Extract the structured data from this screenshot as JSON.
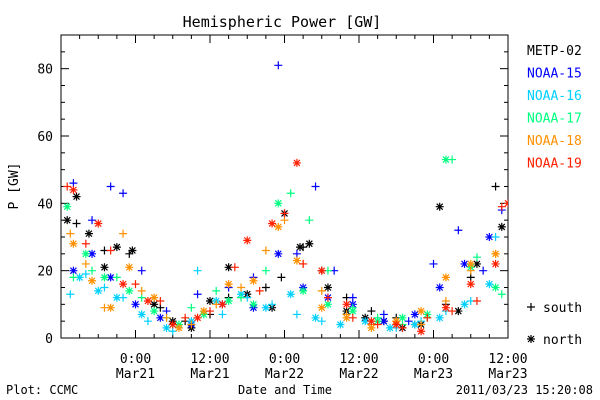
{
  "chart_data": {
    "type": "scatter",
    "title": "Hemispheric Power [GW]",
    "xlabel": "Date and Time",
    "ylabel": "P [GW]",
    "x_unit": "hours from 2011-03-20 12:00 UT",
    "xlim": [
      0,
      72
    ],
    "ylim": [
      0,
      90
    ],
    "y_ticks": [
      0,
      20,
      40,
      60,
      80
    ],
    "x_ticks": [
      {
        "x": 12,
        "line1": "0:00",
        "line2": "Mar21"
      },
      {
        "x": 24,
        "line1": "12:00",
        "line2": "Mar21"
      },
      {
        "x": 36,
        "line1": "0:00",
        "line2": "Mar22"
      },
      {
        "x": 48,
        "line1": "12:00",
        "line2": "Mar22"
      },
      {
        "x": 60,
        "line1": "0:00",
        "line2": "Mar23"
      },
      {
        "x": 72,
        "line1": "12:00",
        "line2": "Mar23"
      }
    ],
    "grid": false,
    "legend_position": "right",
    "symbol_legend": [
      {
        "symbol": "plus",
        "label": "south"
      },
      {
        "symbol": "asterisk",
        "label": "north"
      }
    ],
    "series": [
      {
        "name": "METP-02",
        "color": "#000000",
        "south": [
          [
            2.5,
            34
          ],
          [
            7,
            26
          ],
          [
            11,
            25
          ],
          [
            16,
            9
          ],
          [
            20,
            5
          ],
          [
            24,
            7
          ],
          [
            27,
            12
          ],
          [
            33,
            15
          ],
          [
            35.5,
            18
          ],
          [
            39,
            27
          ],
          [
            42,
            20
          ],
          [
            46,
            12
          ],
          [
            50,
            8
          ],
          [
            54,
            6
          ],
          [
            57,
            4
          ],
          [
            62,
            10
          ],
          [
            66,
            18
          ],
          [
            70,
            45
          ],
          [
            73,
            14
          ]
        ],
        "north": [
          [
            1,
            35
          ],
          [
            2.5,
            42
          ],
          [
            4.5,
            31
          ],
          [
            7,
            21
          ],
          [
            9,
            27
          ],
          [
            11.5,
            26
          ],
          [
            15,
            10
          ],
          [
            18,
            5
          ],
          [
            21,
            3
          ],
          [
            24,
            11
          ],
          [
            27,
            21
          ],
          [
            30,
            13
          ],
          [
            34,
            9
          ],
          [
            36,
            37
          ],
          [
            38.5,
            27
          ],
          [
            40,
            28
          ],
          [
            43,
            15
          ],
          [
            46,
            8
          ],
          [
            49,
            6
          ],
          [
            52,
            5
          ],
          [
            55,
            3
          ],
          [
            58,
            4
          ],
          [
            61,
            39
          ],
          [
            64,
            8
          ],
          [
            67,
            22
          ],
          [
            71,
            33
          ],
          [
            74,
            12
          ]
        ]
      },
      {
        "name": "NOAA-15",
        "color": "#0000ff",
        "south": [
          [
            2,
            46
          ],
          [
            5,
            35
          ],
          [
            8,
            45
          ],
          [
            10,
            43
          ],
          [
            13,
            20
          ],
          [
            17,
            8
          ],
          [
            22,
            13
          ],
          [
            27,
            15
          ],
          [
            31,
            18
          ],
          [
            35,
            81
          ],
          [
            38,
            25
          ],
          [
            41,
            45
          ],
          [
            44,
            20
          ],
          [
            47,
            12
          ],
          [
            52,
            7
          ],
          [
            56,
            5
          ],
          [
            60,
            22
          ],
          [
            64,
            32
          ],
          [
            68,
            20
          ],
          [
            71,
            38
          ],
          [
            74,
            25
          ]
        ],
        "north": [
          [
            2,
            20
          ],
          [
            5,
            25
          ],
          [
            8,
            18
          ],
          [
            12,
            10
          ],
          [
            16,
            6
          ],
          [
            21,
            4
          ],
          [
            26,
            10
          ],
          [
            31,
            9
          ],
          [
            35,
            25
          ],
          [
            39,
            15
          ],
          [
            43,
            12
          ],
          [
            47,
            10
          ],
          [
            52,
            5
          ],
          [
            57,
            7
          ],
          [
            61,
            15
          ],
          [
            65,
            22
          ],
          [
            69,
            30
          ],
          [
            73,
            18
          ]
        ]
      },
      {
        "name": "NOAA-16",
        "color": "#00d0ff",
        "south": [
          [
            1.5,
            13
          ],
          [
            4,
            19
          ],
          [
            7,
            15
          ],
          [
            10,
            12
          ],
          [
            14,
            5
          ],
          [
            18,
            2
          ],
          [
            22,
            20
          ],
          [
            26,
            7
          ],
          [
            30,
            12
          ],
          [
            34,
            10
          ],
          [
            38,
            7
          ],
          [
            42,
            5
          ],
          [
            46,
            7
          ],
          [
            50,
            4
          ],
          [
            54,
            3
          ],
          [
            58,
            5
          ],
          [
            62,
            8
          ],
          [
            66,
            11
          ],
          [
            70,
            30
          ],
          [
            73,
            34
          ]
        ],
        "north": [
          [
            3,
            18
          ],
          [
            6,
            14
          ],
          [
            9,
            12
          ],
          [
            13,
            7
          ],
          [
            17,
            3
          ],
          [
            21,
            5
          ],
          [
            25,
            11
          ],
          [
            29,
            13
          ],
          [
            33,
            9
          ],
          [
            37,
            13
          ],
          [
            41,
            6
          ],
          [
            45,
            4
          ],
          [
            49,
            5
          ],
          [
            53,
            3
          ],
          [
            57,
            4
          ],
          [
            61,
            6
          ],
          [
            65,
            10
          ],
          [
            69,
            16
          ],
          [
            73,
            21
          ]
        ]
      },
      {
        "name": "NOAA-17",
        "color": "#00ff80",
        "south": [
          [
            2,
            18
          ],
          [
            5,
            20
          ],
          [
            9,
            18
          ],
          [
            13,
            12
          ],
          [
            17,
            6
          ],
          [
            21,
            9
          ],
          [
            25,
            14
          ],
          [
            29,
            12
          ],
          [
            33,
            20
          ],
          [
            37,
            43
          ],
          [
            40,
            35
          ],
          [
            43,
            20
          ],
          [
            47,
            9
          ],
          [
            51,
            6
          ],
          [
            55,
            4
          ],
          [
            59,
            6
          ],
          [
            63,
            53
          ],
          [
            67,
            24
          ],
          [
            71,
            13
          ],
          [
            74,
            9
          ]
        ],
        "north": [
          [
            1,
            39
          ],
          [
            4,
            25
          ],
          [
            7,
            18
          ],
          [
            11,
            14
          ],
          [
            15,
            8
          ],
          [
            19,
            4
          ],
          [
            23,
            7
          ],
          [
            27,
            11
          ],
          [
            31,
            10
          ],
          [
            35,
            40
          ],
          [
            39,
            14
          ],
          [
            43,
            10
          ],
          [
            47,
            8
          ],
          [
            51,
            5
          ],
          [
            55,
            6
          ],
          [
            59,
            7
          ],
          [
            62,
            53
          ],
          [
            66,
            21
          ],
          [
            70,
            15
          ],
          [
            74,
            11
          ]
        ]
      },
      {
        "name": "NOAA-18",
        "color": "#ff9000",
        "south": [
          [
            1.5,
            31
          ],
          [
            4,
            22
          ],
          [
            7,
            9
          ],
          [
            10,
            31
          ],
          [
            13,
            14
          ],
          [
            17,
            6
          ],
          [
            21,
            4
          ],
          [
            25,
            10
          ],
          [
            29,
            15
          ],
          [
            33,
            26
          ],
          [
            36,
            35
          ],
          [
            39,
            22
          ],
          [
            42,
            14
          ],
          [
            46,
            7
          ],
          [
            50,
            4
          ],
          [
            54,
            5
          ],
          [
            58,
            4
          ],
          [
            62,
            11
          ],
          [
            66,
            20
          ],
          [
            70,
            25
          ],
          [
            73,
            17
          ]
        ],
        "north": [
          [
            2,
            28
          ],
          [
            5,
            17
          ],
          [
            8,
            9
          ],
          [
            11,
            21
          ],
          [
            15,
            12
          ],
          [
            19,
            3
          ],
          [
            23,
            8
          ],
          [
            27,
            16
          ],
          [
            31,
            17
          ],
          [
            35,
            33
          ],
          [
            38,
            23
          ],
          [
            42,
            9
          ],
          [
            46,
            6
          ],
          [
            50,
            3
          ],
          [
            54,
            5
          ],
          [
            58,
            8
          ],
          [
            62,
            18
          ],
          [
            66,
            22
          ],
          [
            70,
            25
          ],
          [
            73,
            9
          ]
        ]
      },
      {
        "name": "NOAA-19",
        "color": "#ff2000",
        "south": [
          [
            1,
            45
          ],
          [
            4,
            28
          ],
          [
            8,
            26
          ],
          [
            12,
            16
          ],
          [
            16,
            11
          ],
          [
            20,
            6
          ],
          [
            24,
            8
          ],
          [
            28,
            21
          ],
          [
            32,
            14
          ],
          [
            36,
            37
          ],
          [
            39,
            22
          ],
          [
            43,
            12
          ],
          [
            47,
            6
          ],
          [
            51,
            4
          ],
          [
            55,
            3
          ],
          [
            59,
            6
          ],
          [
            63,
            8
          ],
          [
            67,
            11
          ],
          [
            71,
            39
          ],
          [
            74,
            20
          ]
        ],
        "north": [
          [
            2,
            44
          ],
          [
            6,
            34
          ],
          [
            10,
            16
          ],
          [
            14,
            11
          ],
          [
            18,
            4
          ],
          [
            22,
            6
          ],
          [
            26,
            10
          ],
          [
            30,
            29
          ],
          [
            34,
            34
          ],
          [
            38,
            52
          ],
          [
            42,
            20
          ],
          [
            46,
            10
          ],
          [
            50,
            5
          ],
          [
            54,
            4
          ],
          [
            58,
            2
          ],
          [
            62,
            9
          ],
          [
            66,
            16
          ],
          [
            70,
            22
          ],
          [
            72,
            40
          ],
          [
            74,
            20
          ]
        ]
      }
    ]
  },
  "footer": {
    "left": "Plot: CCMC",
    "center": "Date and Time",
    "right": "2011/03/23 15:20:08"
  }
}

◇ ◇ ◇ ◇

## YOUR GOAL
Look through the data above. Each line containing the word "Date" needs to be copied.

## TASK SOLUTION
    "xlabel": "Date and Time",
    "center": "Date and Time",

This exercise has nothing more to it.